◆ **WHAT IS BEING ASKED**
Print the listing below exactly.

[Stored items from a collection]

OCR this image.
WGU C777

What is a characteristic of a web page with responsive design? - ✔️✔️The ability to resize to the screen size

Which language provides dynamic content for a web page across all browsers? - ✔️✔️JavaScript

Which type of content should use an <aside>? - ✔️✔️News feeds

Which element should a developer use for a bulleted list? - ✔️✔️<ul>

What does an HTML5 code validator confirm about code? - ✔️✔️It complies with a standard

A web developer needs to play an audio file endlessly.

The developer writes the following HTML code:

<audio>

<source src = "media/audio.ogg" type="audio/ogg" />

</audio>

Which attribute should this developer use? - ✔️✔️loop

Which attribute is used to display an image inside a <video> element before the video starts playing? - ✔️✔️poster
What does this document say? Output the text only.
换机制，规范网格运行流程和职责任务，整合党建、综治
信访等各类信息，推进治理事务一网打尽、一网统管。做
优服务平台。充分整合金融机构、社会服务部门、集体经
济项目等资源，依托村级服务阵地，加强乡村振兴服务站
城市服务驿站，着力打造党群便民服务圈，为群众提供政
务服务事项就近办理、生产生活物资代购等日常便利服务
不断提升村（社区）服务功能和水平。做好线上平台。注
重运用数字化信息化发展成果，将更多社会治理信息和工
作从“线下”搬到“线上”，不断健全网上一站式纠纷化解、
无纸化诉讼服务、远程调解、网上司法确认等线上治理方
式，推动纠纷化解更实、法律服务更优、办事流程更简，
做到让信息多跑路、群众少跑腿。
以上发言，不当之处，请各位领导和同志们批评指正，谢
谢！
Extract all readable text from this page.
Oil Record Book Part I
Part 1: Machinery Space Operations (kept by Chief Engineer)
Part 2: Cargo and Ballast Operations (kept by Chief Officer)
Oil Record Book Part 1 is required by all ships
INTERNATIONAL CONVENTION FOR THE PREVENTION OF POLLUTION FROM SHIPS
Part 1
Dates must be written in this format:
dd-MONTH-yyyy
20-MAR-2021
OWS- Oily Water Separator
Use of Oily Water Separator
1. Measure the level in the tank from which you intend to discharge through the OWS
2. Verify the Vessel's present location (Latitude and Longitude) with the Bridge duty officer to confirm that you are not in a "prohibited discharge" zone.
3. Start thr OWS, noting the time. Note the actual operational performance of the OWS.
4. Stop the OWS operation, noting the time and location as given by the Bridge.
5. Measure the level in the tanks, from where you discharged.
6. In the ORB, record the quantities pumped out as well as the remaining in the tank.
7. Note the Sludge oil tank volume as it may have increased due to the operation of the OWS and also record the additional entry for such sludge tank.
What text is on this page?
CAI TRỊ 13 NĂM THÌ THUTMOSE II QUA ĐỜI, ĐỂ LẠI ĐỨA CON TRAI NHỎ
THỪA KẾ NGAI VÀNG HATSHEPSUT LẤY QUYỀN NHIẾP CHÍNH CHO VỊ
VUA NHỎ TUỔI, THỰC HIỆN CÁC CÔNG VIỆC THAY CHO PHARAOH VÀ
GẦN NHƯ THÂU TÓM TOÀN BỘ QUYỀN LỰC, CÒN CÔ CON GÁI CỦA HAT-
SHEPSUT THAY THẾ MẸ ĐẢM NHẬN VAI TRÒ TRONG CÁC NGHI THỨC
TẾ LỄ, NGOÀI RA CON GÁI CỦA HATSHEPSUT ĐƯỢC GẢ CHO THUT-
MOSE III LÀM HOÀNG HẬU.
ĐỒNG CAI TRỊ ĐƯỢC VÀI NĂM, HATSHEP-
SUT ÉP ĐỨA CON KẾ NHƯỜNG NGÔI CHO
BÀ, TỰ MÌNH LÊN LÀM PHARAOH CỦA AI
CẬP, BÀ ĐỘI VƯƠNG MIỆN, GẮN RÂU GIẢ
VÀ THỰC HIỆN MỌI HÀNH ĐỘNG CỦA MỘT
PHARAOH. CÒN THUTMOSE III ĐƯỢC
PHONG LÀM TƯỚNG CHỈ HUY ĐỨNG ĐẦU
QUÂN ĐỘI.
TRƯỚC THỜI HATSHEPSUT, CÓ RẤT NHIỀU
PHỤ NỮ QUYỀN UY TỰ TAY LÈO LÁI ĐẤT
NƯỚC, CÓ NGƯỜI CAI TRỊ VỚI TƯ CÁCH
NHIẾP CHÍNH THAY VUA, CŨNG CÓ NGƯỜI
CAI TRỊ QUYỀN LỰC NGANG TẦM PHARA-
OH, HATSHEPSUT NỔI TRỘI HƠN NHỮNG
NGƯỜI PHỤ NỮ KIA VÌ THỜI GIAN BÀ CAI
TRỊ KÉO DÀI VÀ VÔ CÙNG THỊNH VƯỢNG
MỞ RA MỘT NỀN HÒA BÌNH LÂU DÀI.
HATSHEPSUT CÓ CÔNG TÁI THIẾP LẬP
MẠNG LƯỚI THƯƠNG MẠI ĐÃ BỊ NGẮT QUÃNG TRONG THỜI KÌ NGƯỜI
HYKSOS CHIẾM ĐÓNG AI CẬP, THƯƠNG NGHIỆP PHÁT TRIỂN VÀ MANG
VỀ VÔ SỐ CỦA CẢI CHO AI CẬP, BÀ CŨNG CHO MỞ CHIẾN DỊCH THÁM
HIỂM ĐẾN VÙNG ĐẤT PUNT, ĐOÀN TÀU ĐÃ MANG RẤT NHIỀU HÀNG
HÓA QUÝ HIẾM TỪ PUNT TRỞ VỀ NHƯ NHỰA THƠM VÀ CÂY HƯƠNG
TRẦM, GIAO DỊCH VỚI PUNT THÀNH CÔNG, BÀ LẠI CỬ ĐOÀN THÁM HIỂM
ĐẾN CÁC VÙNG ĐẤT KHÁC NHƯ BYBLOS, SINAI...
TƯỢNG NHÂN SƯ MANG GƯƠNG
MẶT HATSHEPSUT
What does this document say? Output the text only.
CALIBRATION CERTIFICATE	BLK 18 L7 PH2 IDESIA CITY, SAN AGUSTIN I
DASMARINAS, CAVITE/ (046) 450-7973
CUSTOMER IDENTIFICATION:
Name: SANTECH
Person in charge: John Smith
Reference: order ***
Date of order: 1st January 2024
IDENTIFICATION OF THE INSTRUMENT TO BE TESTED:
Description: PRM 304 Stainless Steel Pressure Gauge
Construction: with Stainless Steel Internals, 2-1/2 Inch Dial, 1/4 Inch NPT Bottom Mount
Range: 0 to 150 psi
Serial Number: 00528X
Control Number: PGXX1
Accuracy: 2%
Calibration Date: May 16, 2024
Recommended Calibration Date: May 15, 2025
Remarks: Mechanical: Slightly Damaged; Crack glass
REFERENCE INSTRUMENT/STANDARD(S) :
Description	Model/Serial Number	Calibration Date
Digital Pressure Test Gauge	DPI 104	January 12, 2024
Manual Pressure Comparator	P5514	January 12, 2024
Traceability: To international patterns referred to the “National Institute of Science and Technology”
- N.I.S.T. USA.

◆ **TASK SOLUTION**
OCR this image.
WGU C777

What is a characteristic of a web page with responsive design? - ✔️✔️The ability to resize to the screen size

Which language provides dynamic content for a web page across all browsers? - ✔️✔️JavaScript

Which type of content should use an <aside>? - ✔️✔️News feeds

Which element should a developer use for a bulleted list? - ✔️✔️<ul>

What does an HTML5 code validator confirm about code? - ✔️✔️It complies with a standard

A web developer needs to play an audio file endlessly.

The developer writes the following HTML code:

<audio>

<source src = "media/audio.ogg" type="audio/ogg" />

</audio>

Which attribute should this developer use? - ✔️✔️loop

Which attribute is used to display an image inside a <video> element before the video starts playing? - ✔️✔️poster
What does this document say? Output the text only.
换机制，规范网格运行流程和职责任务，整合党建、综治
信访等各类信息，推进治理事务一网打尽、一网统管。做
优服务平台。充分整合金融机构、社会服务部门、集体经
济项目等资源，依托村级服务阵地，加强乡村振兴服务站
城市服务驿站，着力打造党群便民服务圈，为群众提供政
务服务事项就近办理、生产生活物资代购等日常便利服务
不断提升村（社区）服务功能和水平。做好线上平台。注
重运用数字化信息化发展成果，将更多社会治理信息和工
作从“线下”搬到“线上”，不断健全网上一站式纠纷化解、
无纸化诉讼服务、远程调解、网上司法确认等线上治理方
式，推动纠纷化解更实、法律服务更优、办事流程更简，
做到让信息多跑路、群众少跑腿。
以上发言，不当之处，请各位领导和同志们批评指正，谢
谢！
Extract all readable text from this page.
Oil Record Book Part I
Part 1: Machinery Space Operations (kept by Chief Engineer)
Part 2: Cargo and Ballast Operations (kept by Chief Officer)
Oil Record Book Part 1 is required by all ships
INTERNATIONAL CONVENTION FOR THE PREVENTION OF POLLUTION FROM SHIPS
Part 1
Dates must be written in this format:
dd-MONTH-yyyy
20-MAR-2021
OWS- Oily Water Separator
Use of Oily Water Separator
1. Measure the level in the tank from which you intend to discharge through the OWS
2. Verify the Vessel's present location (Latitude and Longitude) with the Bridge duty officer to confirm that you are not in a "prohibited discharge" zone.
3. Start thr OWS, noting the time. Note the actual operational performance of the OWS.
4. Stop the OWS operation, noting the time and location as given by the Bridge.
5. Measure the level in the tanks, from where you discharged.
6. In the ORB, record the quantities pumped out as well as the remaining in the tank.
7. Note the Sludge oil tank volume as it may have increased due to the operation of the OWS and also record the additional entry for such sludge tank.
What text is on this page?
CAI TRỊ 13 NĂM THÌ THUTMOSE II QUA ĐỜI, ĐỂ LẠI ĐỨA CON TRAI NHỎ
THỪA KẾ NGAI VÀNG HATSHEPSUT LẤY QUYỀN NHIẾP CHÍNH CHO VỊ
VUA NHỎ TUỔI, THỰC HIỆN CÁC CÔNG VIỆC THAY CHO PHARAOH VÀ
GẦN NHƯ THÂU TÓM TOÀN BỘ QUYỀN LỰC, CÒN CÔ CON GÁI CỦA HAT-
SHEPSUT THAY THẾ MẸ ĐẢM NHẬN VAI TRÒ TRONG CÁC NGHI THỨC
TẾ LỄ, NGOÀI RA CON GÁI CỦA HATSHEPSUT ĐƯỢC GẢ CHO THUT-
MOSE III LÀM HOÀNG HẬU.
ĐỒNG CAI TRỊ ĐƯỢC VÀI NĂM, HATSHEP-
SUT ÉP ĐỨA CON KẾ NHƯỜNG NGÔI CHO
BÀ, TỰ MÌNH LÊN LÀM PHARAOH CỦA AI
CẬP, BÀ ĐỘI VƯƠNG MIỆN, GẮN RÂU GIẢ
VÀ THỰC HIỆN MỌI HÀNH ĐỘNG CỦA MỘT
PHARAOH. CÒN THUTMOSE III ĐƯỢC
PHONG LÀM TƯỚNG CHỈ HUY ĐỨNG ĐẦU
QUÂN ĐỘI.
TRƯỚC THỜI HATSHEPSUT, CÓ RẤT NHIỀU
PHỤ NỮ QUYỀN UY TỰ TAY LÈO LÁI ĐẤT
NƯỚC, CÓ NGƯỜI CAI TRỊ VỚI TƯ CÁCH
NHIẾP CHÍNH THAY VUA, CŨNG CÓ NGƯỜI
CAI TRỊ QUYỀN LỰC NGANG TẦM PHARA-
OH, HATSHEPSUT NỔI TRỘI HƠN NHỮNG
NGƯỜI PHỤ NỮ KIA VÌ THỜI GIAN BÀ CAI
TRỊ KÉO DÀI VÀ VÔ CÙNG THỊNH VƯỢNG
MỞ RA MỘT NỀN HÒA BÌNH LÂU DÀI.
HATSHEPSUT CÓ CÔNG TÁI THIẾP LẬP
MẠNG LƯỚI THƯƠNG MẠI ĐÃ BỊ NGẮT QUÃNG TRONG THỜI KÌ NGƯỜI
HYKSOS CHIẾM ĐÓNG AI CẬP, THƯƠNG NGHIỆP PHÁT TRIỂN VÀ MANG
VỀ VÔ SỐ CỦA CẢI CHO AI CẬP, BÀ CŨNG CHO MỞ CHIẾN DỊCH THÁM
HIỂM ĐẾN VÙNG ĐẤT PUNT, ĐOÀN TÀU ĐÃ MANG RẤT NHIỀU HÀNG
HÓA QUÝ HIẾM TỪ PUNT TRỞ VỀ NHƯ NHỰA THƠM VÀ CÂY HƯƠNG
TRẦM, GIAO DỊCH VỚI PUNT THÀNH CÔNG, BÀ LẠI CỬ ĐOÀN THÁM HIỂM
ĐẾN CÁC VÙNG ĐẤT KHÁC NHƯ BYBLOS, SINAI...
TƯỢNG NHÂN SƯ MANG GƯƠNG
MẶT HATSHEPSUT
What does this document say? Output the text only.
CALIBRATION CERTIFICATE	BLK 18 L7 PH2 IDESIA CITY, SAN AGUSTIN I
DASMARINAS, CAVITE/ (046) 450-7973
CUSTOMER IDENTIFICATION:
Name: SANTECH
Person in charge: John Smith
Reference: order ***
Date of order: 1st January 2024
IDENTIFICATION OF THE INSTRUMENT TO BE TESTED:
Description: PRM 304 Stainless Steel Pressure Gauge
Construction: with Stainless Steel Internals, 2-1/2 Inch Dial, 1/4 Inch NPT Bottom Mount
Range: 0 to 150 psi
Serial Number: 00528X
Control Number: PGXX1
Accuracy: 2%
Calibration Date: May 16, 2024
Recommended Calibration Date: May 15, 2025
Remarks: Mechanical: Slightly Damaged; Crack glass
REFERENCE INSTRUMENT/STANDARD(S) :
Description	Model/Serial Number	Calibration Date
Digital Pressure Test Gauge	DPI 104	January 12, 2024
Manual Pressure Comparator	P5514	January 12, 2024
Traceability: To international patterns referred to the “National Institute of Science and Technology”
- N.I.S.T. USA.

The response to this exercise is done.